[Start Excerpted data]

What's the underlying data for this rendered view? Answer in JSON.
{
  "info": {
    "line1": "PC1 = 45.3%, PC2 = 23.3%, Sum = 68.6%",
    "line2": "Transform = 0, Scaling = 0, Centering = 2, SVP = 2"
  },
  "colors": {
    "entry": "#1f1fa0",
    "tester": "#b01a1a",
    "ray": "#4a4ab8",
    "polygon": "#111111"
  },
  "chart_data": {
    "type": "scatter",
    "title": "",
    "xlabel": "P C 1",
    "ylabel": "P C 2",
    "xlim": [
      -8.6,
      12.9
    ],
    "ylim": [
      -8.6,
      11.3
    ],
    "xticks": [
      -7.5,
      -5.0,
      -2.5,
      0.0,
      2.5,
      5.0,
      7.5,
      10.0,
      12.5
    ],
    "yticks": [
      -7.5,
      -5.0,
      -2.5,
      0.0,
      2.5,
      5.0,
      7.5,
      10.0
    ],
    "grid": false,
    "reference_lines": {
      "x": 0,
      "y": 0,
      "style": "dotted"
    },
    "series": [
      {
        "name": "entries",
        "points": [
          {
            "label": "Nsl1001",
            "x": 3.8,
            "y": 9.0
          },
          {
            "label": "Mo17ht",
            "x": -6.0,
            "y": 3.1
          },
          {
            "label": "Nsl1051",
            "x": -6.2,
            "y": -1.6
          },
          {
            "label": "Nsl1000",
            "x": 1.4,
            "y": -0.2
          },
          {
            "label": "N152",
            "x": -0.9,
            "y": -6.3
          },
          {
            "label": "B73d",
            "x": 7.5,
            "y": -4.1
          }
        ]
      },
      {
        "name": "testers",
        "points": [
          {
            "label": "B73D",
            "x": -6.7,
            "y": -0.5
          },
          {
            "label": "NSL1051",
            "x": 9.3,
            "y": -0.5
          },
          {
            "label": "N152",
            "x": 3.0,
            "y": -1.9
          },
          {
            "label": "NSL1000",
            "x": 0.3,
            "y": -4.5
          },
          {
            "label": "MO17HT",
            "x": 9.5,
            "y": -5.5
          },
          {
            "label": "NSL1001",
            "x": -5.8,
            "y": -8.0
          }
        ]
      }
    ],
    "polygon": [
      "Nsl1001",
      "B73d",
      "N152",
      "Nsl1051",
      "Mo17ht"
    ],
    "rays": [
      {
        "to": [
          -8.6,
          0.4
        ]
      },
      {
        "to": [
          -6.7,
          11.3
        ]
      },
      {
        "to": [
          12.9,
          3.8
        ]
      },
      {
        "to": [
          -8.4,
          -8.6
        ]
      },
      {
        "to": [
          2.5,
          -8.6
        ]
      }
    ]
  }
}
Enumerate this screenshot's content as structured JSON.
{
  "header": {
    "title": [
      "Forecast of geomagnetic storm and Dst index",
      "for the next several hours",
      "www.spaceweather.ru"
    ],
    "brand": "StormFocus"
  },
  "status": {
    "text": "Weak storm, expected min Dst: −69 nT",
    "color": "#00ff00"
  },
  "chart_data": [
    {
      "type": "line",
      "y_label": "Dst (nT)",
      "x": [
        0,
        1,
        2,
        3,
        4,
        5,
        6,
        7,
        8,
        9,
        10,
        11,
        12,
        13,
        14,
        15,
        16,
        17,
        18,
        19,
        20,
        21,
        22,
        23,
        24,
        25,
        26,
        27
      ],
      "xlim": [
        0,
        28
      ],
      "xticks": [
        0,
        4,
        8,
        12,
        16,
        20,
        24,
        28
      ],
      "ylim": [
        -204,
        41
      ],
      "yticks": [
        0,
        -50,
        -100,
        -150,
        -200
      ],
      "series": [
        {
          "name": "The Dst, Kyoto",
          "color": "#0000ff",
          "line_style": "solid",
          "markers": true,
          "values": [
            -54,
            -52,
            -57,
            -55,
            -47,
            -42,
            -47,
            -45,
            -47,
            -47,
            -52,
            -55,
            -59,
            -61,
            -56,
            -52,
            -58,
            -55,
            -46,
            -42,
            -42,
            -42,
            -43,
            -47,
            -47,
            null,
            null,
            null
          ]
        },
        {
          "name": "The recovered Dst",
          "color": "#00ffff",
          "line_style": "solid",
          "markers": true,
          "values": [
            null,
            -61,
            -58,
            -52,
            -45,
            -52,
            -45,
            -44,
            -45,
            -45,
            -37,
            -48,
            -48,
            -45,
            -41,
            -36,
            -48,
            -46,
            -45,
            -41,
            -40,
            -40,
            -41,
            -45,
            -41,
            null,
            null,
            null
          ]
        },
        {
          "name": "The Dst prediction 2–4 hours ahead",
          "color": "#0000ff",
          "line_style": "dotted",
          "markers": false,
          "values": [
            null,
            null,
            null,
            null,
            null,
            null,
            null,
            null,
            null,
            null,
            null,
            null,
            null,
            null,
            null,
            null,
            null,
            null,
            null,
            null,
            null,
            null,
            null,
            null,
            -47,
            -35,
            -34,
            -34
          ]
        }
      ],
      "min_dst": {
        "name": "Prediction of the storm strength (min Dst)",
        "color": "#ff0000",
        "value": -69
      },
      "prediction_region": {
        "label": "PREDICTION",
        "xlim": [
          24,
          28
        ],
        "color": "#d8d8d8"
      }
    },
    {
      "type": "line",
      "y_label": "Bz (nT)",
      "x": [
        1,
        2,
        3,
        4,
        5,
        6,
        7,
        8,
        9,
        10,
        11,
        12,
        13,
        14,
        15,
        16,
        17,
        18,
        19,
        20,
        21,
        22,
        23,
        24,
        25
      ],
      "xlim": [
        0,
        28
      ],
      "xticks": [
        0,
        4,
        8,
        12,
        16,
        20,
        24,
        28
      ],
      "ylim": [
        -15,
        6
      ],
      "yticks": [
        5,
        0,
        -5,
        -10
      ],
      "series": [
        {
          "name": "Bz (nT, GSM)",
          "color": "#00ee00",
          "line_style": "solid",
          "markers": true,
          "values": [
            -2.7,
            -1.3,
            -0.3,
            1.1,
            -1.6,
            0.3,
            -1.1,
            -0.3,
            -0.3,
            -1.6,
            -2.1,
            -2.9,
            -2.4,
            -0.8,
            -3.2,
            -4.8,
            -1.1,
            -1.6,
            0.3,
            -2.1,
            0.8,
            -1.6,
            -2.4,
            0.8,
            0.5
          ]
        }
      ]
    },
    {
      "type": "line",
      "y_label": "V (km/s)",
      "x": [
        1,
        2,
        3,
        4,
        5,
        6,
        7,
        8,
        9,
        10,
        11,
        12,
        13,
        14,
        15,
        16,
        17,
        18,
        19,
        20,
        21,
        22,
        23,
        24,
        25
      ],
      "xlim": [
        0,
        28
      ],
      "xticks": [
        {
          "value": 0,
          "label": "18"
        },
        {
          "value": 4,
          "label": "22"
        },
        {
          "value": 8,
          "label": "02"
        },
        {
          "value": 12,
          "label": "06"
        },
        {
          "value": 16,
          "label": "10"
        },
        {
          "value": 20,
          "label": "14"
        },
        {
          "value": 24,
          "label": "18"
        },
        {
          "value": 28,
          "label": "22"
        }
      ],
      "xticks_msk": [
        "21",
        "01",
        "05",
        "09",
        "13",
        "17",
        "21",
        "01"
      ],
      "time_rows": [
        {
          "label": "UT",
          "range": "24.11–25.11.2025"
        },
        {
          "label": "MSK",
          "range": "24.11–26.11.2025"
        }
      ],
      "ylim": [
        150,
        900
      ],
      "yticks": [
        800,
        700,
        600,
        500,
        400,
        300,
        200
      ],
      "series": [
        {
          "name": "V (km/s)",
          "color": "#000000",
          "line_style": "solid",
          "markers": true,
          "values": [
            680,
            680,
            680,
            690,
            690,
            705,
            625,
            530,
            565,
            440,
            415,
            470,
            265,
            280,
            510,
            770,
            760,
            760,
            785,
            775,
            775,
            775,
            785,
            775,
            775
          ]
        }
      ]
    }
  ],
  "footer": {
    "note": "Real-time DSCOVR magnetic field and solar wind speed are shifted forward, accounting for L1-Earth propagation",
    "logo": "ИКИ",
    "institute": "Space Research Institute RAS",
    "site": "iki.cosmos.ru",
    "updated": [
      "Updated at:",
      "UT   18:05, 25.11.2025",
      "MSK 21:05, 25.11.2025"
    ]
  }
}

[End Excerpted data]

Exercise details. Within the data above, pick out all lines holding the word "this".

Task answer.
What's the underlying data for this rendered view? Answer in JSON.
Enumerate this screenshot's content as structured JSON.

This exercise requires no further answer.